Monday 21 September 2020

Why is it so hard to become a programmer?

I published this article on the site Habrahabr.Ru some time ago and it has already been cited on many sites. It's a matter of the past, of course, but nevertheless, it may be useful to someone.

What does computer engineers do

For about six months now, as a voluntary "laboratory assistant" I have been participating in the work of the club of novice programmers. I want to share my results of these observations and my own thoughts about why not everyone is able to master this profession. Once I read that no more than 9% of people in any society are able to engage in IT technologies (this study was quoted more than once by the head of our HTP ). When our club was being created, I had a real opportunity to refute or confirm this thesis and understand why there are so few IT specialists.

Anyone can visit our club. Most people learn about it from advertising courses for novice PC users. Many come from there. These are very different people and they all, of course, have heard about high salaries in the IT industry and are full of enthusiasm to master such a financially profitable profession. But reality is quickly cooling the ardor of most of them.

Learning programming is not easy

Programming includes a set of complex disciplines that require a vast amount of specific knowledge to master. This is nothing new for the IT specialist, but for the neophytes it is surprising and unpleasant.

### DATA SUPPLIED

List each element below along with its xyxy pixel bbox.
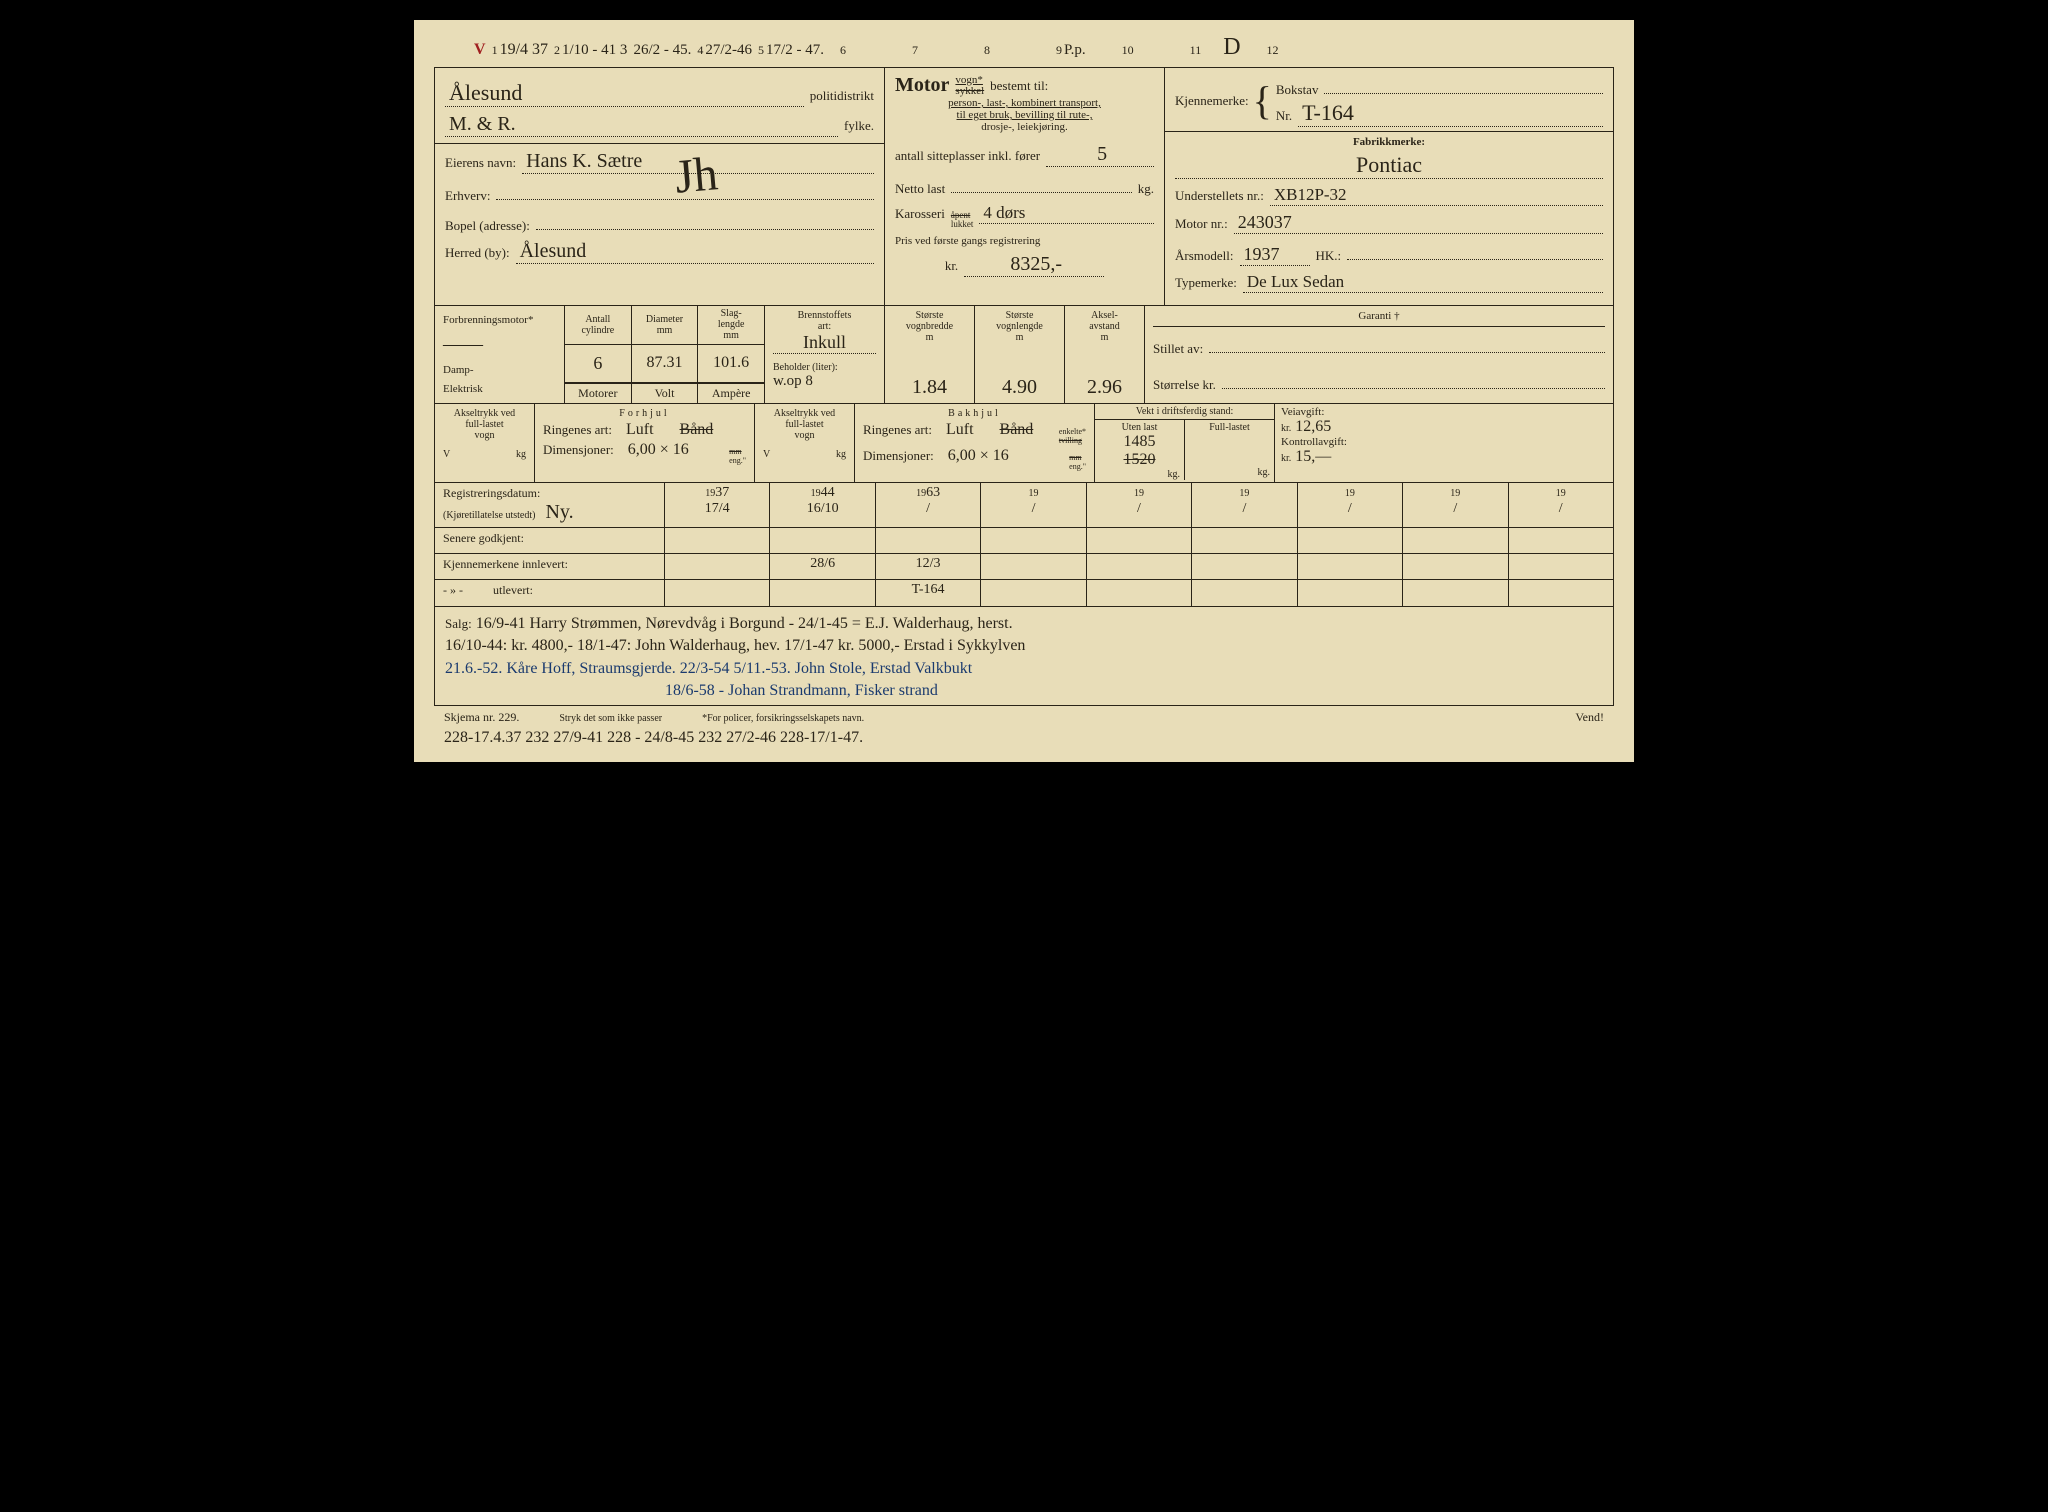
owner-section: Ålesund politidistrikt M. & R. fylke. Ei… — [435, 68, 885, 305]
herred-value: Ålesund — [516, 240, 874, 264]
footer-numbers: 228-17.4.37 232 27/9-41 228 - 24/8-45 23… — [434, 729, 1614, 747]
registration-card: V 119/4 37 21/10 - 41 3 26/2 - 45. 427/2… — [414, 20, 1634, 762]
year-value: 1937 — [1240, 244, 1310, 266]
registration-dates: Registreringsdatum:(Kjøretillatelse utst… — [435, 483, 1613, 607]
main-form: Ålesund politidistrikt M. & R. fylke. Ei… — [434, 67, 1614, 706]
signature-mark: Jh — [673, 146, 720, 205]
fylke-value: M. & R. — [445, 113, 838, 137]
politidistrikt-label: politidistrikt — [810, 88, 874, 104]
wheels-section: Akseltrykk ved full-lastet vogn Vkg Forh… — [435, 404, 1613, 483]
vehicle-id-section: Kjennemerke: { Bokstav Nr.T-164 Fabrikkm… — [1165, 68, 1613, 305]
engine-no-value: 243037 — [1234, 212, 1603, 234]
address-value — [536, 210, 874, 230]
politidistrikt-value: Ålesund — [445, 80, 804, 107]
form-number: Skjema nr. 229. — [444, 710, 519, 725]
plate-number: T-164 — [1298, 100, 1603, 127]
kjennemerke-label: Kjennemerke: — [1175, 93, 1249, 109]
address-label: Bopel (adresse): — [445, 218, 530, 234]
occupation-label: Erhverv: — [445, 188, 490, 204]
top-number-row: V 119/4 37 21/10 - 41 3 26/2 - 45. 427/2… — [434, 30, 1614, 67]
motor-title: Motor — [895, 74, 949, 97]
fylke-label: fylke. — [844, 118, 874, 134]
footer: Skjema nr. 229. Stryk det som ikke passe… — [434, 706, 1614, 729]
karosseri-value: 4 dørs — [979, 203, 1154, 224]
type-value: De Lux Sedan — [1243, 272, 1603, 293]
v-mark: V — [474, 41, 486, 59]
seats-value: 5 — [1046, 143, 1154, 167]
motor-section: Motor vogn* sykkel bestemt til: person-,… — [885, 68, 1165, 305]
engine-specs: Forbrenningsmotor* —— Damp- Elektrisk An… — [435, 306, 1613, 404]
make-value: Pontiac — [1175, 152, 1603, 179]
owner-name-label: Eierens navn: — [445, 155, 516, 171]
herred-label: Herred (by): — [445, 245, 510, 261]
chassis-value: XB12P-32 — [1270, 185, 1603, 206]
sales-section: Salg: 16/9-41 Harry Strømmen, Nørevdvåg … — [435, 607, 1613, 706]
section-header: Ålesund politidistrikt M. & R. fylke. Ei… — [435, 68, 1613, 306]
price-value: 8325,- — [964, 253, 1104, 277]
seats-label: antall sitteplasser inkl. fører — [895, 148, 1040, 164]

### STATED PROBLEM A
In the article on why becoming a programmer is hard, what share of people in any society is said to be able to engage in IT?
### STATED PROBLEM B
In the records, copy verbatim the lines from the one containing "owner-section: Ålesund politidistrikt" through the one containing "main-form: Ålesund politidistrikt", including both.
The article and the records were taken from unrelated sources.

### ANSWER A
No more than 9%.

### ANSWER B
owner-section: Ålesund politidistrikt M. & R. fylke. Ei… — [435, 68, 885, 305]
herred-value: Ålesund — [516, 240, 874, 264]
footer-numbers: 228-17.4.37 232 27/9-41 228 - 24/8-45 23… — [434, 729, 1614, 747]
registration-card: V 119/4 37 21/10 - 41 3 26/2 - 45. 427/2… — [414, 20, 1634, 762]
year-value: 1937 — [1240, 244, 1310, 266]
registration-dates: Registreringsdatum:(Kjøretillatelse utst… — [435, 483, 1613, 607]
main-form: Ålesund politidistrikt M. & R. fylke. Ei… — [434, 67, 1614, 706]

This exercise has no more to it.